[INPUT ROWS]
begin

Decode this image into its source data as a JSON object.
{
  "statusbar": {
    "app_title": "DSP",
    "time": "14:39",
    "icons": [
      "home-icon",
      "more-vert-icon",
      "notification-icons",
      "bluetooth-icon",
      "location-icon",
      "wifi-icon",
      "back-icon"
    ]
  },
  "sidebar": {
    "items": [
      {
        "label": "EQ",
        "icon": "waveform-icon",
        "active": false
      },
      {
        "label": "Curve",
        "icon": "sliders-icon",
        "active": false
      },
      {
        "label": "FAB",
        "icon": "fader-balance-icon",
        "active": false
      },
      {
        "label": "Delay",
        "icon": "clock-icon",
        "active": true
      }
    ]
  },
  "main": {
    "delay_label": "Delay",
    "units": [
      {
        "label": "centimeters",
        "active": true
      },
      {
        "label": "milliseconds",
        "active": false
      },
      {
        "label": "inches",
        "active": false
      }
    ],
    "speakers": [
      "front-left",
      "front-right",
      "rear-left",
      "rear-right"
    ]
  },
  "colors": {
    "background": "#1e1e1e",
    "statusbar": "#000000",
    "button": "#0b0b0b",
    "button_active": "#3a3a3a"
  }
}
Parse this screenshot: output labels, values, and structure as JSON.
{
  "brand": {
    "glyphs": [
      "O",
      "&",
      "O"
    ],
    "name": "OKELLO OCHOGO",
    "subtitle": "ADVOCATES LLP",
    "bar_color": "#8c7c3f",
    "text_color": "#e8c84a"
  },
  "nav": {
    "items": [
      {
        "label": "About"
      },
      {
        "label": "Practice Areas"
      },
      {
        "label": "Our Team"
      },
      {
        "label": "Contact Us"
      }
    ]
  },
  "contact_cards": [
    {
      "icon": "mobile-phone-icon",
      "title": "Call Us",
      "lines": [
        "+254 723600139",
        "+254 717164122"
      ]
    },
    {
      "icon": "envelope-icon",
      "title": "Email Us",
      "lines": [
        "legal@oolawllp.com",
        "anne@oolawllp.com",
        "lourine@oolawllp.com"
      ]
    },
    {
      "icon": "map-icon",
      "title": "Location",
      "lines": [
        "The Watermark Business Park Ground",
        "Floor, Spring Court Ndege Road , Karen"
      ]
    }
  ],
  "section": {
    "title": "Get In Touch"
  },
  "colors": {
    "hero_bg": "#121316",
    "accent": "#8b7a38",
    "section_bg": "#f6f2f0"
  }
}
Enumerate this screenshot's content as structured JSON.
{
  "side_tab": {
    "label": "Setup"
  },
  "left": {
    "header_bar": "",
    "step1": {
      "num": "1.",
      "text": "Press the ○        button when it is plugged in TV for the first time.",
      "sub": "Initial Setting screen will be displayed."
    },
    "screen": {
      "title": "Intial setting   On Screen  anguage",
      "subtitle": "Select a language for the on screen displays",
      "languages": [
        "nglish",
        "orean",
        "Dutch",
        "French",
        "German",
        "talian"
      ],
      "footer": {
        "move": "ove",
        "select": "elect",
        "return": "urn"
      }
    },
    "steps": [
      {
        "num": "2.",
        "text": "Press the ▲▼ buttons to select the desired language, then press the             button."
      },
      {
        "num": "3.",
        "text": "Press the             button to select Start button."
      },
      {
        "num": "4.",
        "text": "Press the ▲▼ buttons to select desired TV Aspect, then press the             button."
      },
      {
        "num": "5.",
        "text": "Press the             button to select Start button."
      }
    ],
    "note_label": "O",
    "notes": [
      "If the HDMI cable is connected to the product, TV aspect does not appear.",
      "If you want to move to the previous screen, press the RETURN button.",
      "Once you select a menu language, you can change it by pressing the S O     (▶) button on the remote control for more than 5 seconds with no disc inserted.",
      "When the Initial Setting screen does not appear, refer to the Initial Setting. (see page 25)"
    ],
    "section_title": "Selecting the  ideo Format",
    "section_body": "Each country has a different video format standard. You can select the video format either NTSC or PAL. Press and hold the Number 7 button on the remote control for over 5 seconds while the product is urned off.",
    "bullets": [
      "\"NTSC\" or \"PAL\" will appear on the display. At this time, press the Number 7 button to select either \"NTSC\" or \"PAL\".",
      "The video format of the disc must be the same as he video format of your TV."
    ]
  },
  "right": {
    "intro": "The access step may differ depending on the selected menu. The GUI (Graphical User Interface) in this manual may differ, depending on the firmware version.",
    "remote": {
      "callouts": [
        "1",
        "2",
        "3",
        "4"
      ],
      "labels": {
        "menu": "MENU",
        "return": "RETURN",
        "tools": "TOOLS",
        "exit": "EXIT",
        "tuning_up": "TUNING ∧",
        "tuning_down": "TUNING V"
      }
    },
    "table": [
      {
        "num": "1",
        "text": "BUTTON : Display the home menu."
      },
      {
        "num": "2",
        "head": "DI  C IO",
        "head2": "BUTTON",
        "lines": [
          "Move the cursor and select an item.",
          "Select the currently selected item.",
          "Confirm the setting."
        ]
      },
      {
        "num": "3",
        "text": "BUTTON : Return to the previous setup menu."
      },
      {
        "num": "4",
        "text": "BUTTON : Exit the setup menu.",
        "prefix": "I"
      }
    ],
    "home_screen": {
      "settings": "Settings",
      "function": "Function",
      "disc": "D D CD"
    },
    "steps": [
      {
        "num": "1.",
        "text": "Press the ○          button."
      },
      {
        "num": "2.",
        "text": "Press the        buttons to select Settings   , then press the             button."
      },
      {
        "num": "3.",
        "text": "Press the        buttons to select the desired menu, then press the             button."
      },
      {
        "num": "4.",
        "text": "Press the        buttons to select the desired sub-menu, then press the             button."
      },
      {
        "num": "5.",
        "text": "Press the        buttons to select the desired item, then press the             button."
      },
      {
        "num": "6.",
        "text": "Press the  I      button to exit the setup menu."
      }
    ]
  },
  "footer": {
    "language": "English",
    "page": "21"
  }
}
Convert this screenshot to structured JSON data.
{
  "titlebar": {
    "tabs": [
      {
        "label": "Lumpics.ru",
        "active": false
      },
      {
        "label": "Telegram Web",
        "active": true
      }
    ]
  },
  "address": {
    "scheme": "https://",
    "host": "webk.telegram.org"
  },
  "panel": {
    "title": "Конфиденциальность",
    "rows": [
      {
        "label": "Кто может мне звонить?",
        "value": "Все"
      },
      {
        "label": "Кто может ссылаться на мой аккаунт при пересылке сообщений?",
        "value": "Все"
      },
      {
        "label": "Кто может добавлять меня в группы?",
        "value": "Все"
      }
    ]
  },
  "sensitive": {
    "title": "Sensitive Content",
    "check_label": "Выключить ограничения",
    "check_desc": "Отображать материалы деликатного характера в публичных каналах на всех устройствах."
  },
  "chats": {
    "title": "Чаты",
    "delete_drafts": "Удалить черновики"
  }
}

end

[EXERCISE GOAL] Only lines with "structured" are wanted here; list each of them.

[EXERCISE OUTPUT]
Enumerate this screenshot's content as structured JSON.
Convert this screenshot to structured JSON data.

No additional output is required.